(Items from a data source)
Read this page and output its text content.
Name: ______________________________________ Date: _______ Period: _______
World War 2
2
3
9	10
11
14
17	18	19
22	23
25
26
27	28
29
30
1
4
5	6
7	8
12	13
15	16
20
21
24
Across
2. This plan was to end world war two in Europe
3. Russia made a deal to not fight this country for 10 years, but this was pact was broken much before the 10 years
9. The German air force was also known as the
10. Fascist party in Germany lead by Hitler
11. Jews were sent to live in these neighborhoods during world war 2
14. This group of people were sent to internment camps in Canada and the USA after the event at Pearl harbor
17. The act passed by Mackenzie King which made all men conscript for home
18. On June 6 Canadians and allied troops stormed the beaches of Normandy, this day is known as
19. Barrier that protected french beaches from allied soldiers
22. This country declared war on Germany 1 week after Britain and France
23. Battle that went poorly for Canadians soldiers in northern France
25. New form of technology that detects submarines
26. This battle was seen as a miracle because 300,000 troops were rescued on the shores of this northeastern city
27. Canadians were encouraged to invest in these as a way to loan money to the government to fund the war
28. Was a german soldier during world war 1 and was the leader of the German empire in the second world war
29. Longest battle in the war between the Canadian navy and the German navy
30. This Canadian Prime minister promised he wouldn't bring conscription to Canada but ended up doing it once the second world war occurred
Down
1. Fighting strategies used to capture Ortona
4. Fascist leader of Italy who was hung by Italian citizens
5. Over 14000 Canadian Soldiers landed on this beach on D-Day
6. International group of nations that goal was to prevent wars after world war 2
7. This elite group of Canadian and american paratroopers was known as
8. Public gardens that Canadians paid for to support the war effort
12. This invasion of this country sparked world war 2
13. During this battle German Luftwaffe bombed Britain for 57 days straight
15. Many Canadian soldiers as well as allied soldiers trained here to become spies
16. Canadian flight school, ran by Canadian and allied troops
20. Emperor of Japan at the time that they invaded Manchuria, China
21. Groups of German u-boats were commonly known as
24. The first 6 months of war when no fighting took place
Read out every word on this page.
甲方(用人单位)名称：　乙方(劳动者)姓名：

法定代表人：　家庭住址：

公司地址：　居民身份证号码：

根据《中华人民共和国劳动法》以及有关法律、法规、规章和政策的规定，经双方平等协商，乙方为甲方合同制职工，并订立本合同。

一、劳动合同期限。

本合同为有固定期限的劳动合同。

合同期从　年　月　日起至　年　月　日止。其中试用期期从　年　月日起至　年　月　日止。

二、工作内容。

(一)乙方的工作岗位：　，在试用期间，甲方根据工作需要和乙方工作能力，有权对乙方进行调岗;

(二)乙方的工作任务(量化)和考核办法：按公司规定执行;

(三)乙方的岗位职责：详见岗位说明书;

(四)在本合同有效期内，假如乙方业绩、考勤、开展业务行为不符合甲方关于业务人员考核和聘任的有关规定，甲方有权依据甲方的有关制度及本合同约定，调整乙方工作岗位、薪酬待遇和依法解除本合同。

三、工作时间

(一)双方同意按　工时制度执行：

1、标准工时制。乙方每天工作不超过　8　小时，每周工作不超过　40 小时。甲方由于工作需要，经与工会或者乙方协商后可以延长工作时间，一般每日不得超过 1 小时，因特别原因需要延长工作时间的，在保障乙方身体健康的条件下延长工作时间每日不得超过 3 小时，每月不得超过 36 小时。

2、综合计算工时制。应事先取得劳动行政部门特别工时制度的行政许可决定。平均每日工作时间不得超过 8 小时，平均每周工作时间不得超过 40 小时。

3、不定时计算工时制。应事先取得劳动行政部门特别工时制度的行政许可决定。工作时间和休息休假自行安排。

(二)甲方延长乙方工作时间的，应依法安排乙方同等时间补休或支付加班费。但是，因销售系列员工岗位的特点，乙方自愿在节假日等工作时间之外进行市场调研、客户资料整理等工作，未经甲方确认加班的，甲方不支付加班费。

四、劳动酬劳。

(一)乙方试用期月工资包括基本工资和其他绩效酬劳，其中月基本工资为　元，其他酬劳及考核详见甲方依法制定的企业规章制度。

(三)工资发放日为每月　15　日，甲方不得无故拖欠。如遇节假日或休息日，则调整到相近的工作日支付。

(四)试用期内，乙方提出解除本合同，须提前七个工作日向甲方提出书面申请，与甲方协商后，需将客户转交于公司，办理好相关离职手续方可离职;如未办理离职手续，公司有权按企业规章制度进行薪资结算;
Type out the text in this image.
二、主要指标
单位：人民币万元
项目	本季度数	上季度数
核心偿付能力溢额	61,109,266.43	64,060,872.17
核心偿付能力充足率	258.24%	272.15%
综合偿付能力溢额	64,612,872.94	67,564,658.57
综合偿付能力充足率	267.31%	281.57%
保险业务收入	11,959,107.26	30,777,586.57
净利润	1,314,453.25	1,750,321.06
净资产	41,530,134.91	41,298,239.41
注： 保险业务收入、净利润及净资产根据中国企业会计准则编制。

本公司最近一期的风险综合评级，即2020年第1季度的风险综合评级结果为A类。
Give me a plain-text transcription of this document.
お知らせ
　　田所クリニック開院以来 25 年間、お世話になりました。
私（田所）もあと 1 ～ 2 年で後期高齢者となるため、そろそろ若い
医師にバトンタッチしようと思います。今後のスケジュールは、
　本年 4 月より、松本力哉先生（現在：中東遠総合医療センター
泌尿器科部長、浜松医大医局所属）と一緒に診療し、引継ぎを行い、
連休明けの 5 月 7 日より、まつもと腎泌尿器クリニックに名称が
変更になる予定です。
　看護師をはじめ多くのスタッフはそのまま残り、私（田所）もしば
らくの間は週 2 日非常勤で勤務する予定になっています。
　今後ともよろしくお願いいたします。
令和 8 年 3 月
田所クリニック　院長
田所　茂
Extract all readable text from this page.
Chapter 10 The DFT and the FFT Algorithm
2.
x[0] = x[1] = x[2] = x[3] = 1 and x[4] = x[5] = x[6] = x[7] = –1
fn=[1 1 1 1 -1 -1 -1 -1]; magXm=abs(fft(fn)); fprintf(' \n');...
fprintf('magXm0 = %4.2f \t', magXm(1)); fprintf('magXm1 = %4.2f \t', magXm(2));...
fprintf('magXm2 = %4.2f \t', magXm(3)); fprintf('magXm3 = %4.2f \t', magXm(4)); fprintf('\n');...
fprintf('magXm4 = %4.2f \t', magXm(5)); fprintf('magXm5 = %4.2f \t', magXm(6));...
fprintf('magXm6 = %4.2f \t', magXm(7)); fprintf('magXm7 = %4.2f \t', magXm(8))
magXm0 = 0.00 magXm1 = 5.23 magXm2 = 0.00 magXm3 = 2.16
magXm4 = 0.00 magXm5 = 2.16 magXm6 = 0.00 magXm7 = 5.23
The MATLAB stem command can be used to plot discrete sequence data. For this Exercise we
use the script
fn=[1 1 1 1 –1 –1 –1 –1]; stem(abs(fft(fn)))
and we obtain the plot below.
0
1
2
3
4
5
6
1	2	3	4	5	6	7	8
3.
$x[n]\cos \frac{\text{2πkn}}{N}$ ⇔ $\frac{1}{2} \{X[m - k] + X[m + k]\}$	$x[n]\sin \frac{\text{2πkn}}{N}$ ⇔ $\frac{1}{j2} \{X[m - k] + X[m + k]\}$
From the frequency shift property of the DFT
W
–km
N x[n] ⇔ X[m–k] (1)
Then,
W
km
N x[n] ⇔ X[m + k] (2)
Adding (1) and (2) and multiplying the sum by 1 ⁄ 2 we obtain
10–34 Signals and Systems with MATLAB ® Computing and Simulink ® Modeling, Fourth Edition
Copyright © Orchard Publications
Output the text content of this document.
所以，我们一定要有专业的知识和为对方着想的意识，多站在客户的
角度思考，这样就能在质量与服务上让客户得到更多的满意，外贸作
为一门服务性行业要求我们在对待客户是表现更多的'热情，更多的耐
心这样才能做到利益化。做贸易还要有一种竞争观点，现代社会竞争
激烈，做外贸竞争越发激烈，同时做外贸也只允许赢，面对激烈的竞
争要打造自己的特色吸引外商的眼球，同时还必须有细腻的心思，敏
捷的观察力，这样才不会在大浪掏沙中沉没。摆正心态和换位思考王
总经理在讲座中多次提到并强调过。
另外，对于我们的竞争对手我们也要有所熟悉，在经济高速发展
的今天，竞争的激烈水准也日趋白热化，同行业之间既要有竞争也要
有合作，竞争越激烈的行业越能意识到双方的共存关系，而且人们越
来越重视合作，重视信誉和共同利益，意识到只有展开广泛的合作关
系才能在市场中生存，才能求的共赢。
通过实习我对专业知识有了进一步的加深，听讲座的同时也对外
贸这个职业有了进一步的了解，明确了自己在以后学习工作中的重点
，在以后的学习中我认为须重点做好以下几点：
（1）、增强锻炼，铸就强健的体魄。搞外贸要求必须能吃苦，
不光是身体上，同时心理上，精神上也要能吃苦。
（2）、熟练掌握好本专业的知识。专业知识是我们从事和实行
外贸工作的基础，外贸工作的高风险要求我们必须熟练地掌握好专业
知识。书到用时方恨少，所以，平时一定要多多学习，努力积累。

Given task =>
For each line of the entries that includes "fprintf", show that line.

Result for this task =>
fn=[1 1 1 1 -1 -1 -1 -1]; magXm=abs(fft(fn)); fprintf(' \n');...
fprintf('magXm0 = %4.2f \t', magXm(1)); fprintf('magXm1 = %4.2f \t', magXm(2));...
fprintf('magXm2 = %4.2f \t', magXm(3)); fprintf('magXm3 = %4.2f \t', magXm(4)); fprintf('\n');...
fprintf('magXm4 = %4.2f \t', magXm(5)); fprintf('magXm5 = %4.2f \t', magXm(6));...
fprintf('magXm6 = %4.2f \t', magXm(7)); fprintf('magXm7 = %4.2f \t', magXm(8))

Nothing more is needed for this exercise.